:: Set exercise ::
Filter the listing below, copying every line in which the word "parlamentu" appears.

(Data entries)
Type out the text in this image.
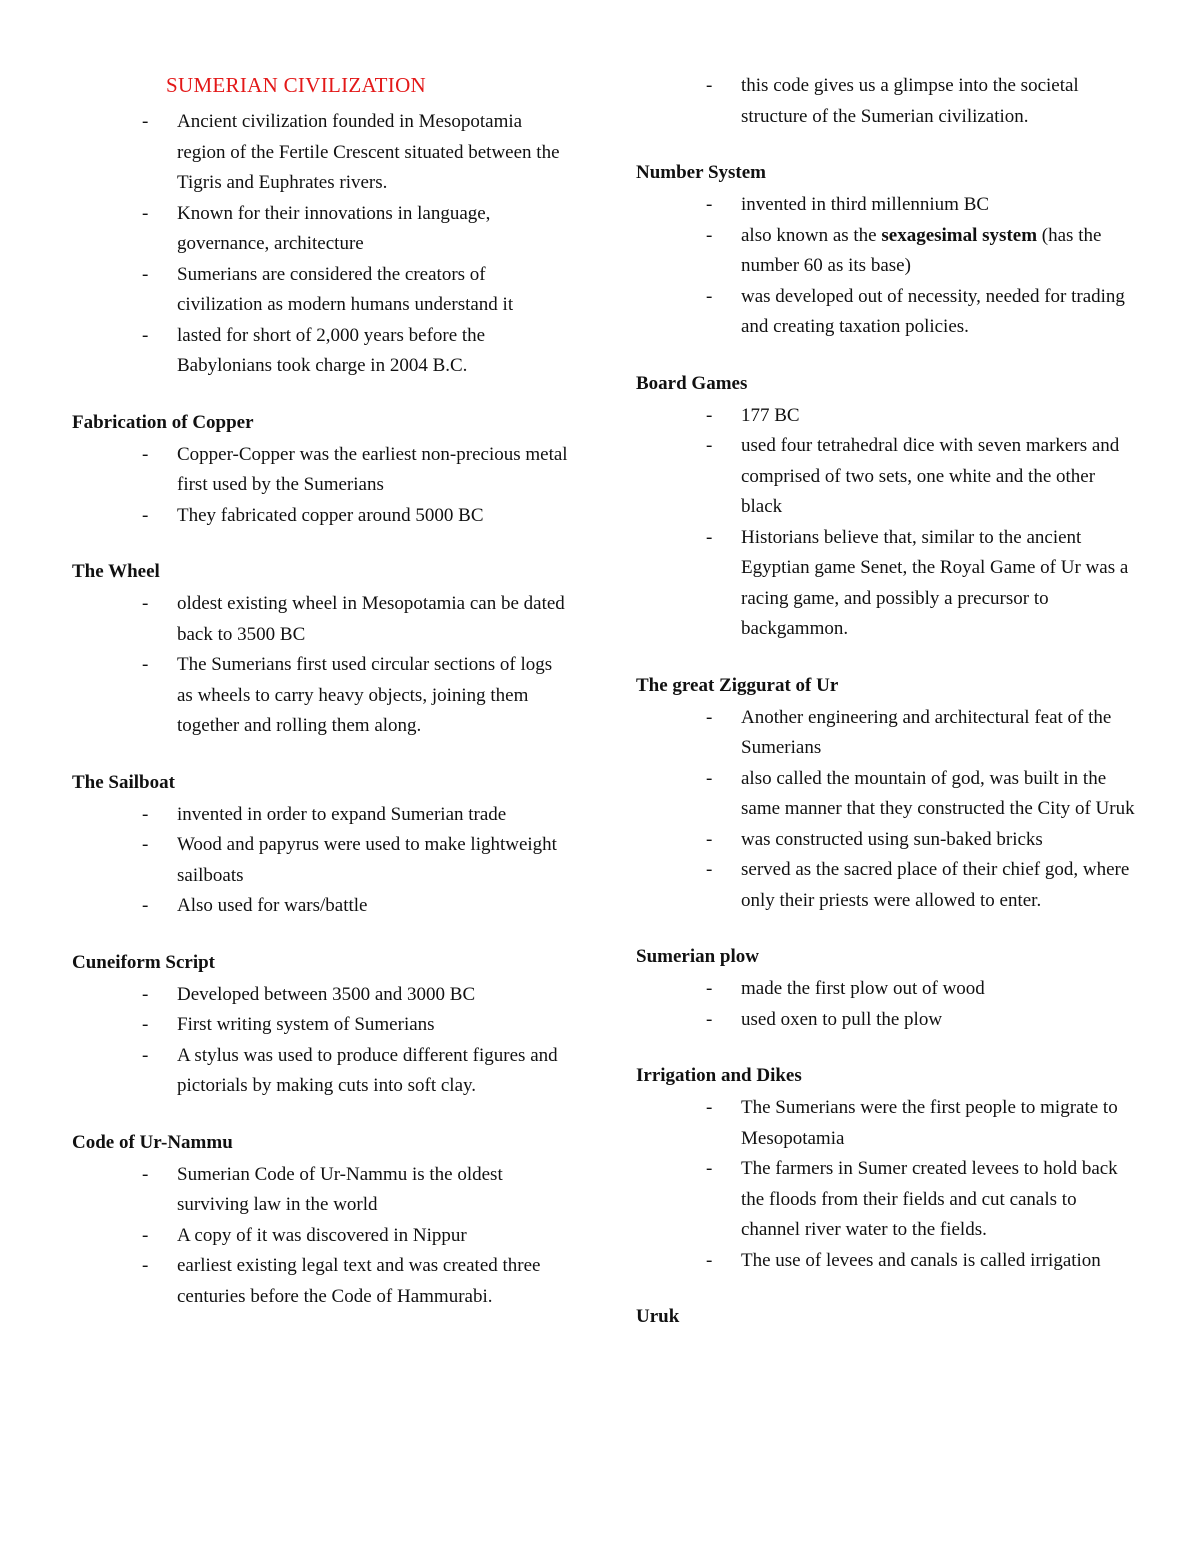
SUMERIAN CIVILIZATION
- Ancient civilization founded in Mesopotamia region of the Fertile Crescent situated between the Tigris and Euphrates rivers.
- Known for their innovations in language, governance, architecture
- Sumerians are considered the creators of civilization as modern humans understand it
- lasted for short of 2,000 years before the Babylonians took charge in 2004 B.C.
Fabrication of Copper
- Copper-Copper was the earliest non-precious metal first used by the Sumerians
- They fabricated copper around 5000 BC
The Wheel
- oldest existing wheel in Mesopotamia can be dated back to 3500 BC
- The Sumerians first used circular sections of logs as wheels to carry heavy objects, joining them together and rolling them along.
The Sailboat
- invented in order to expand Sumerian trade
- Wood and papyrus were used to make lightweight sailboats
- Also used for wars/battle
Cuneiform Script
- Developed between 3500 and 3000 BC
- First writing system of Sumerians
- A stylus was used to produce different figures and pictorials by making cuts into soft clay.
Code of Ur-Nammu
- Sumerian Code of Ur-Nammu is the oldest surviving law in the world
- A copy of it was discovered in Nippur
- earliest existing legal text and was created three centuries before the Code of Hammurabi.
- this code gives us a glimpse into the societal structure of the Sumerian civilization.
Number System
- invented in third millennium BC
- also known as the sexagesimal system (has the number 60 as its base)
- was developed out of necessity, needed for trading and creating taxation policies.
Board Games
- 177 BC
- used four tetrahedral dice with seven markers and comprised of two sets, one white and the other black
- Historians believe that, similar to the ancient Egyptian game Senet, the Royal Game of Ur was a racing game, and possibly a precursor to backgammon.
The great Ziggurat of Ur
- Another engineering and architectural feat of the Sumerians
- also called the mountain of god, was built in the same manner that they constructed the City of Uruk
- was constructed using sun-baked bricks
- served as the sacred place of their chief god, where only their priests were allowed to enter.
Sumerian plow
- made the first plow out of wood
- used oxen to pull the plow
Irrigation and Dikes
- The Sumerians were the first people to migrate to Mesopotamia
- The farmers in Sumer created levees to hold back the floods from their fields and cut canals to channel river water to the fields.
- The use of levees and canals is called irrigation
Uruk
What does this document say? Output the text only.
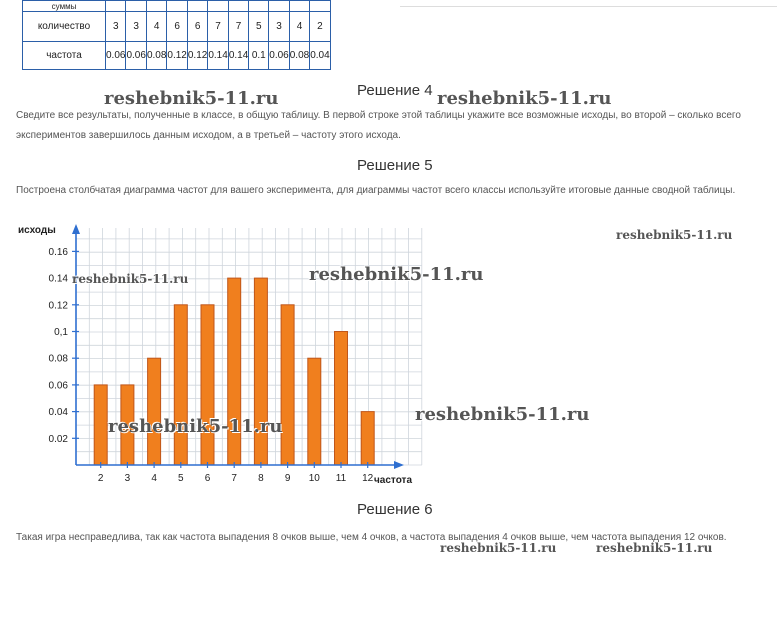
суммы											
количество	3	3	4	6	6	7	7	5	3	4	2
частота	0.06	0.06	0.08	0.12	0.12	0.14	0.14	0.1	0.06	0.08	0.04
Решение 4

Сведите все результаты, полученные в классе, в общую таблицу. В первой строке этой таблицы укажите все возможные исходы, во второй – сколько всего экспериментов завершилось данным исходом, а в третьей – частоту этого исхода.

Решение 5

Построена столбчатая диаграмма частот для вашего эксперимента, для диаграммы частот всего классы используйте итоговые данные сводной таблицы.

0.02
0.04
0.06
0.08
0,1
0.12
0.14
0.16
2 3 4 5 6 7 8 9 10 11 12
исходы
частота
Решение 6

Такая игра несправедлива, так как частота выпадения 8 очков выше, чем 4 очков, а частота выпадения 4 очков выше, чем частота выпадения 12 очков.

reshebnik5-11.ru	reshebnik5-11.ru
reshebnik5-11.ru
reshebnik5-11.ru	reshebnik5-11.ru
reshebnik5-11.ru
reshebnik5-11.ru
reshebnik5-11.ru	reshebnik5-11.ru
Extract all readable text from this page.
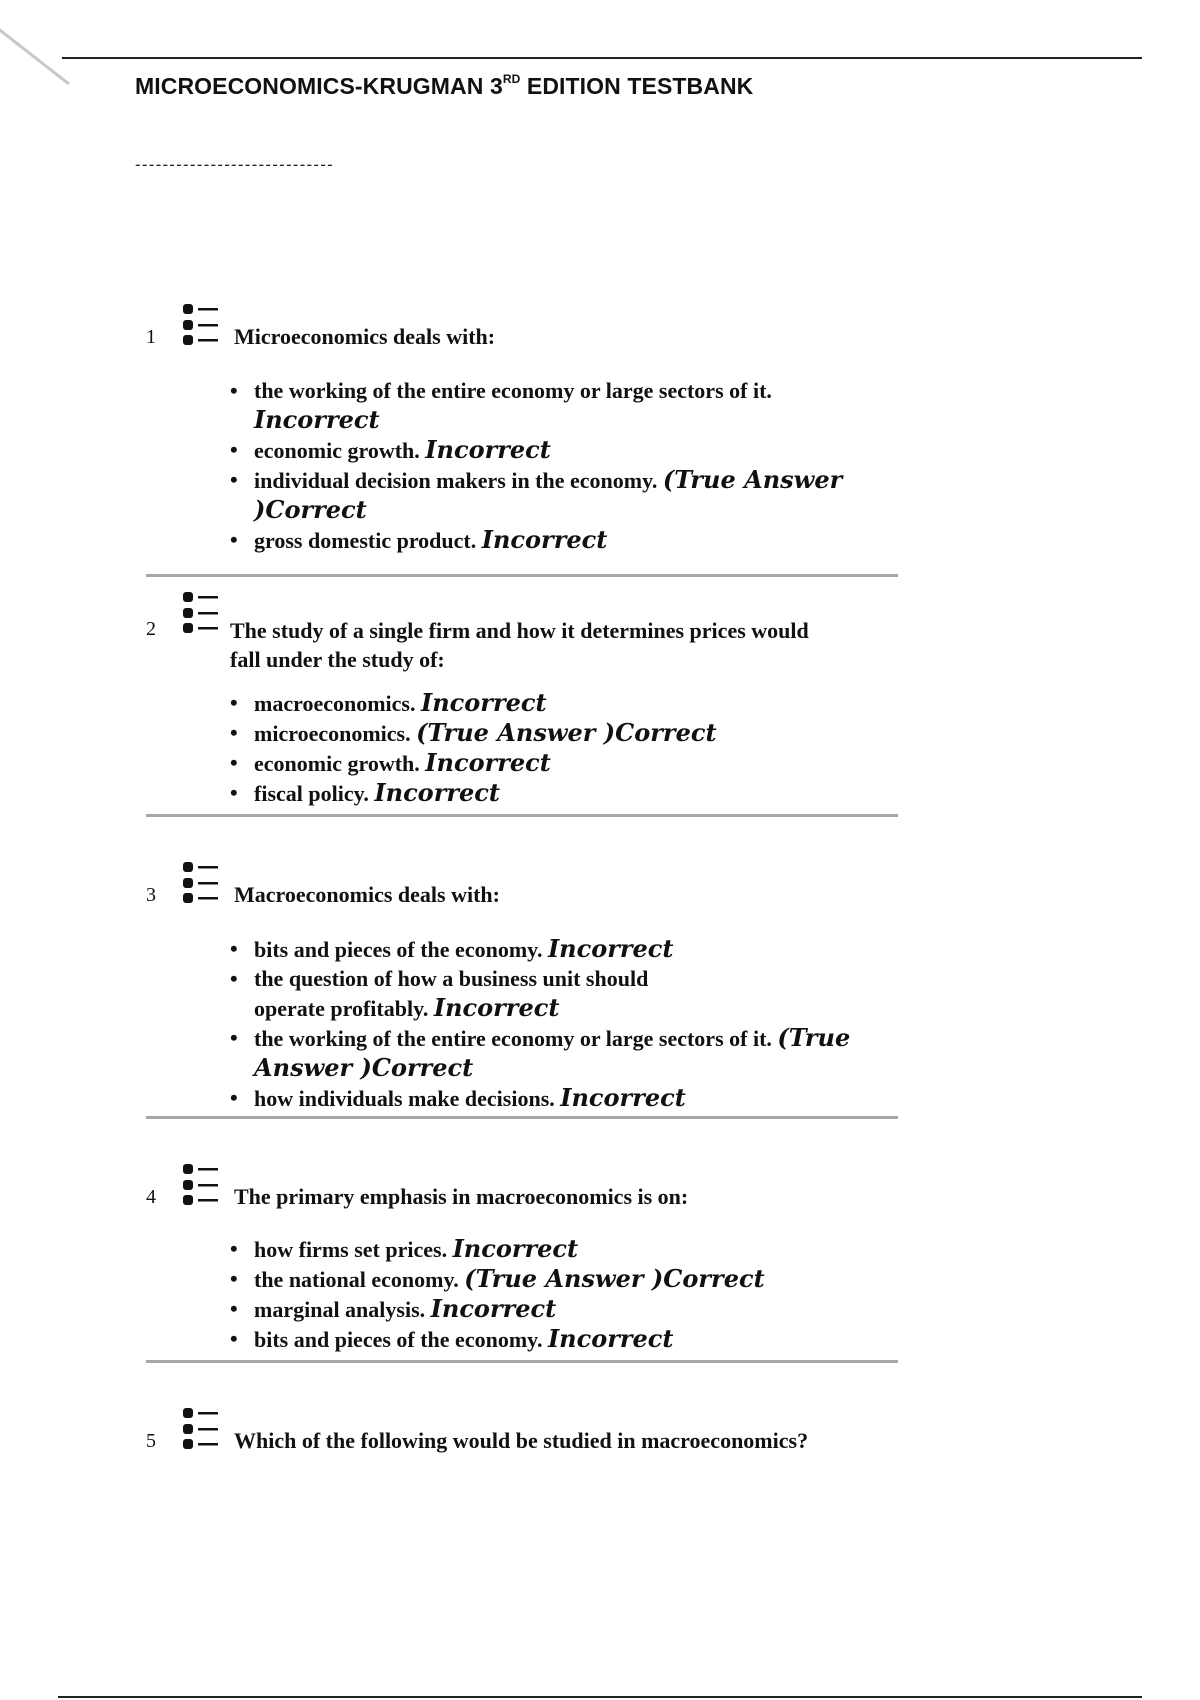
MICROECONOMICS-KRUGMAN 3RD EDITION TESTBANK
-----------------------------
1	Microeconomics deals with:
• the working of the entire economy or large sectors of it. Incorrect
• economic growth. Incorrect
• individual decision makers in the economy. (True Answer )Correct
• gross domestic product. Incorrect
2	The study of a single firm and how it determines prices would fall under the study of:
• macroeconomics. Incorrect
• microeconomics. (True Answer )Correct
• economic growth. Incorrect
• fiscal policy. Incorrect
3	Macroeconomics deals with:
• bits and pieces of the economy. Incorrect
• the question of how a business unit should operate profitably. Incorrect
• the working of the entire economy or large sectors of it. (True Answer )Correct
• how individuals make decisions. Incorrect
4	The primary emphasis in macroeconomics is on:
• how firms set prices. Incorrect
• the national economy. (True Answer )Correct
• marginal analysis. Incorrect
• bits and pieces of the economy. Incorrect
5	Which of the following would be studied in macroeconomics?
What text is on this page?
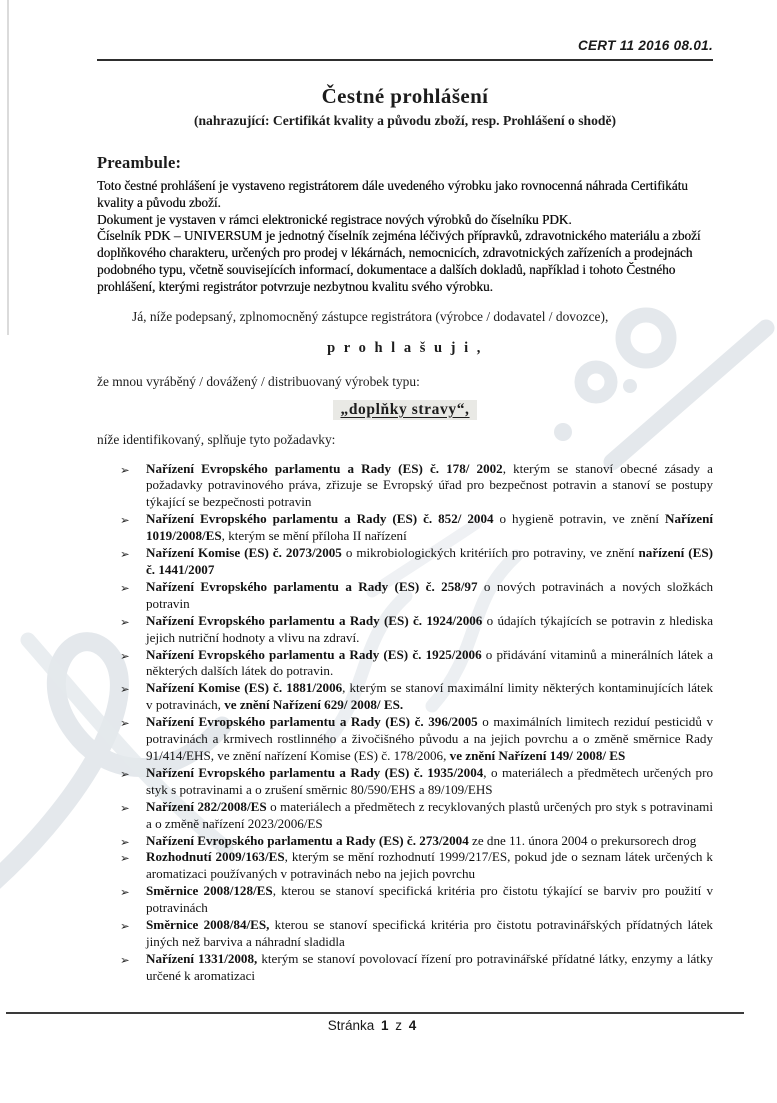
CERT 11 2016 08.01.
Čestné prohlášení
(nahrazující: Certifikát kvality a původu zboží, resp. Prohlášení o shodě)
Preambule:

Toto čestné prohlášení je vystaveno registrátorem dále uvedeného výrobku jako rovnocenná náhrada Certifikátu kvality a původu zboží.

Dokument je vystaven v rámci elektronické registrace nových výrobků do číselníku PDK.

Číselník PDK – UNIVERSUM je jednotný číselník zejména léčivých přípravků, zdravotnického materiálu a zboží doplňkového charakteru, určených pro prodej v lékárnách, nemocnicích, zdravotnických zařízeních a prodejnách podobného typu, včetně souvisejících informací, dokumentace a dalších dokladů, například i tohoto Čestného prohlášení, kterými registrátor potvrzuje nezbytnou kvalitu svého výrobku.

Já, níže podepsaný, zplnomocněný zástupce registrátora (výrobce / dodavatel / dovozce),
p r o h l a š u j i ,
že mnou vyráběný / dovážený / distribuovaný výrobek typu:
„doplňky stravy“,
níže identifikovaný, splňuje tyto požadavky:
➢ Nařízení Evropského parlamentu a Rady (ES) č. 178/ 2002, kterým se stanoví obecné zásady a požadavky potravinového práva, zřizuje se Evropský úřad pro bezpečnost potravin a stanoví se postupy týkající se bezpečnosti potravin
➢ Nařízení Evropského parlamentu a Rady (ES) č. 852/ 2004 o hygieně potravin, ve znění Nařízení 1019/2008/ES, kterým se mění příloha II nařízení
➢ Nařízení Komise (ES) č. 2073/2005 o mikrobiologických kritériích pro potraviny, ve znění nařízení (ES) č. 1441/2007
➢ Nařízení Evropského parlamentu a Rady (ES) č. 258/97 o nových potravinách a nových složkách potravin
➢ Nařízení Evropského parlamentu a Rady (ES) č. 1924/2006 o údajích týkajících se potravin z hlediska jejich nutriční hodnoty a vlivu na zdraví.
➢ Nařízení Evropského parlamentu a Rady (ES) č. 1925/2006 o přidávání vitaminů a minerálních látek a některých dalších látek do potravin.
➢ Nařízení Komise (ES) č. 1881/2006, kterým se stanoví maximální limity některých kontaminujících látek v potravinách, ve znění Nařízení 629/ 2008/ ES.
➢ Nařízení Evropského parlamentu a Rady (ES) č. 396/2005 o maximálních limitech reziduí pesticidů v potravinách a krmivech rostlinného a živočišného původu a na jejich povrchu a o změně směrnice Rady 91/414/EHS, ve znění nařízení Komise (ES) č. 178/2006, ve znění Nařízení 149/ 2008/ ES
➢ Nařízení Evropského parlamentu a Rady (ES) č. 1935/2004, o materiálech a předmětech určených pro styk s potravinami a o zrušení směrnic 80/590/EHS a 89/109/EHS
➢ Nařízení 282/2008/ES o materiálech a předmětech z recyklovaných plastů určených pro styk s potravinami a o změně nařízení 2023/2006/ES
➢ Nařízení Evropského parlamentu a Rady (ES) č. 273/2004 ze dne 11. února 2004 o prekursorech drog
➢ Rozhodnutí 2009/163/ES, kterým se mění rozhodnutí 1999/217/ES, pokud jde o seznam látek určených k aromatizaci používaných v potravinách nebo na jejich povrchu
➢ Směrnice 2008/128/ES, kterou se stanoví specifická kritéria pro čistotu týkající se barviv pro použití v potravinách
➢ Směrnice 2008/84/ES, kterou se stanoví specifická kritéria pro čistotu potravinářských přídatných látek jiných než barviva a náhradní sladidla
➢ Nařízení 1331/2008, kterým se stanoví povolovací řízení pro potravinářské přídatné látky, enzymy a látky určené k aromatizaci
Stránka 1 z 4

:: Response ::
➢ Nařízení Evropského parlamentu a Rady (ES) č. 178/ 2002, kterým se stanoví obecné zásady a požadavky potravinového práva, zřizuje se Evropský úřad pro bezpečnost potravin a stanoví se postupy týkající se bezpečnosti potravin
➢ Nařízení Evropského parlamentu a Rady (ES) č. 852/ 2004 o hygieně potravin, ve znění Nařízení 1019/2008/ES, kterým se mění příloha II nařízení
➢ Nařízení Evropského parlamentu a Rady (ES) č. 258/97 o nových potravinách a nových složkách potravin
➢ Nařízení Evropského parlamentu a Rady (ES) č. 1924/2006 o údajích týkajících se potravin z hlediska jejich nutriční hodnoty a vlivu na zdraví.
➢ Nařízení Evropského parlamentu a Rady (ES) č. 1925/2006 o přidávání vitaminů a minerálních látek a některých dalších látek do potravin.
➢ Nařízení Evropského parlamentu a Rady (ES) č. 396/2005 o maximálních limitech reziduí pesticidů v potravinách a krmivech rostlinného a živočišného původu a na jejich povrchu a o změně směrnice Rady 91/414/EHS, ve znění nařízení Komise (ES) č. 178/2006, ve znění Nařízení 149/ 2008/ ES
➢ Nařízení Evropského parlamentu a Rady (ES) č. 1935/2004, o materiálech a předmětech určených pro styk s potravinami a o zrušení směrnic 80/590/EHS a 89/109/EHS
➢ Nařízení Evropského parlamentu a Rady (ES) č. 273/2004 ze dne 11. února 2004 o prekursorech drog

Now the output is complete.